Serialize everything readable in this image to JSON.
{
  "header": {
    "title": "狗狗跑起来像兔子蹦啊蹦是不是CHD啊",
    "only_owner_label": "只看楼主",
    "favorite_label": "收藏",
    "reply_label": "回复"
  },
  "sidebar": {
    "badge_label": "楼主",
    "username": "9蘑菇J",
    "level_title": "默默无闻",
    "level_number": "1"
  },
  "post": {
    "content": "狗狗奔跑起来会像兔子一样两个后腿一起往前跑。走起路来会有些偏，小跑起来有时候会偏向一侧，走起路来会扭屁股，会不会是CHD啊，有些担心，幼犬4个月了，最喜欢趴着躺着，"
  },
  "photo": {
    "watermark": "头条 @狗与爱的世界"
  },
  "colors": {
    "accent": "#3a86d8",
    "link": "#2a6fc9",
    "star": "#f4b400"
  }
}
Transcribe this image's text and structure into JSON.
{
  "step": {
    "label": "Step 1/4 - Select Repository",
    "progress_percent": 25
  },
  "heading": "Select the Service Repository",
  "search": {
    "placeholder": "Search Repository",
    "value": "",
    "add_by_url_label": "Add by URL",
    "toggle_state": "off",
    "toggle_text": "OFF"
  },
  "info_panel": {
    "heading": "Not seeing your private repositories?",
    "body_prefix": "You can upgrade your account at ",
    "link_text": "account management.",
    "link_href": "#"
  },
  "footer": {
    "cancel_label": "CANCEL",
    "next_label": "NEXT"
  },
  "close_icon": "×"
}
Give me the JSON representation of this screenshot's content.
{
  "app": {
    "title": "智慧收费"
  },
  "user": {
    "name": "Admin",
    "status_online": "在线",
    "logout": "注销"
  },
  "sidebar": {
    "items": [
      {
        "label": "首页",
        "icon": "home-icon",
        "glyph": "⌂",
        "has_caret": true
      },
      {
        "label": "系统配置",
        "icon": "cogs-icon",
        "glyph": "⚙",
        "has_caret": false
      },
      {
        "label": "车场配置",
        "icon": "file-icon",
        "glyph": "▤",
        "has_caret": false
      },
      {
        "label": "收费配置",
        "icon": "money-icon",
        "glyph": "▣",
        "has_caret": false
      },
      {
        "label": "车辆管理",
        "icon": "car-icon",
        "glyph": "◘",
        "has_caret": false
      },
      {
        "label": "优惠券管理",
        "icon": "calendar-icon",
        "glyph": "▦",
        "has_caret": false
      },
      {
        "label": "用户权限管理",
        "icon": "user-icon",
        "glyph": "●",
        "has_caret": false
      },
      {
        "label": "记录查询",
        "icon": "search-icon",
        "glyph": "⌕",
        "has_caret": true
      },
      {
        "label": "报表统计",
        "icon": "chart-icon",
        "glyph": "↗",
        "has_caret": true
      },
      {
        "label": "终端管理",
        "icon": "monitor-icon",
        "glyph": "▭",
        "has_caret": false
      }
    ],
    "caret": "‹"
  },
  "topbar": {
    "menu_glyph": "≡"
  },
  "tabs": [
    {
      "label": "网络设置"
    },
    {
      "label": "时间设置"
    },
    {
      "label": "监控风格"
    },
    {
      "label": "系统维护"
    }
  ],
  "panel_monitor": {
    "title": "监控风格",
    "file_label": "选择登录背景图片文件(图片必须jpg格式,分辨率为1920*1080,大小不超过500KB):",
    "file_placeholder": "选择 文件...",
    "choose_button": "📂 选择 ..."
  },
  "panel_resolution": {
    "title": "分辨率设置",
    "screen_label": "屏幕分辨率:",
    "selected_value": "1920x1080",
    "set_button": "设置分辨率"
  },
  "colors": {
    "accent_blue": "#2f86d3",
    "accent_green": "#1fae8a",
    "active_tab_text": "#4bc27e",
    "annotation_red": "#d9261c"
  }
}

◆ ◆ ◆ ◆ ◆ ◆ ◆

Exercise requirements: Give the count of lines in the data shown above that contain "heading", and nothing else.

Answer: 2